Pull every "ylabel" line out of the data below.
══ Record extracts
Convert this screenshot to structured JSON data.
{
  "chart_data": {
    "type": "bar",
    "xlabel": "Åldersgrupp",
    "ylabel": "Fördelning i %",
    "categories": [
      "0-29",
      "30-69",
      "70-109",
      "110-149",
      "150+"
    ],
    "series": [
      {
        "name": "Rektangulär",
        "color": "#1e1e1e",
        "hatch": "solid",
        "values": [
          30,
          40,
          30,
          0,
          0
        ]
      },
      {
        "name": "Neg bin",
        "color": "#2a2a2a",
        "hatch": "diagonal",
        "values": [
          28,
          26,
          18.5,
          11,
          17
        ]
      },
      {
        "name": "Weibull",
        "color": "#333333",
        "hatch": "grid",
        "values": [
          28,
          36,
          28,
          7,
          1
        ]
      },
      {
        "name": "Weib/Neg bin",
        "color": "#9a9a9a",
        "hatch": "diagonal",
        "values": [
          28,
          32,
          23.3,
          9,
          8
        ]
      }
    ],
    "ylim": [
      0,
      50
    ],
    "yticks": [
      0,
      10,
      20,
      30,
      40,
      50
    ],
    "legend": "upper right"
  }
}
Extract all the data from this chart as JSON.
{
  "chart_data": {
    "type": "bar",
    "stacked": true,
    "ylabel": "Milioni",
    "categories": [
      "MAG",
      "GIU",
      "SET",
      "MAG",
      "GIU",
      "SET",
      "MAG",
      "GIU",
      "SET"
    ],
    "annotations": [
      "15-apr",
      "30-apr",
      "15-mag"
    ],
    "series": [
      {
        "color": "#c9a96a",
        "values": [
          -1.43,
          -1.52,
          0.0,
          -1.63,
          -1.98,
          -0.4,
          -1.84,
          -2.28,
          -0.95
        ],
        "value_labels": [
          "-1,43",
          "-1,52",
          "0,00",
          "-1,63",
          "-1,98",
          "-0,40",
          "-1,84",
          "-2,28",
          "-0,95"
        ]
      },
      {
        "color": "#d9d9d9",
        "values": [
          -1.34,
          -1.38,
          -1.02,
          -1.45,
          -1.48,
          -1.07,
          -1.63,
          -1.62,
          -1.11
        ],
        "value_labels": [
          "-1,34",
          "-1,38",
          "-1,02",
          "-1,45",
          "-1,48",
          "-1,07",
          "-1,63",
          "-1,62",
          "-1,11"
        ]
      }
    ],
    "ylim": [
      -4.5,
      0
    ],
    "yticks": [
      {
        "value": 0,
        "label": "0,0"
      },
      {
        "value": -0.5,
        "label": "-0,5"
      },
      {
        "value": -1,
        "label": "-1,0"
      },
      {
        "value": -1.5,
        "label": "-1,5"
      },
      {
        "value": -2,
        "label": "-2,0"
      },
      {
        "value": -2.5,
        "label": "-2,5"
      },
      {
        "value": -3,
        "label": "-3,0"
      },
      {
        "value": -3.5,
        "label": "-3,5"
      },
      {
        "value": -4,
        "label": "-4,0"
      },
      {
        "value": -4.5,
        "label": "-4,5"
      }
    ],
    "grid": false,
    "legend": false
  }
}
════
Correct answer =>
    "ylabel": "Fördelning i %",
    "ylabel": "Milioni",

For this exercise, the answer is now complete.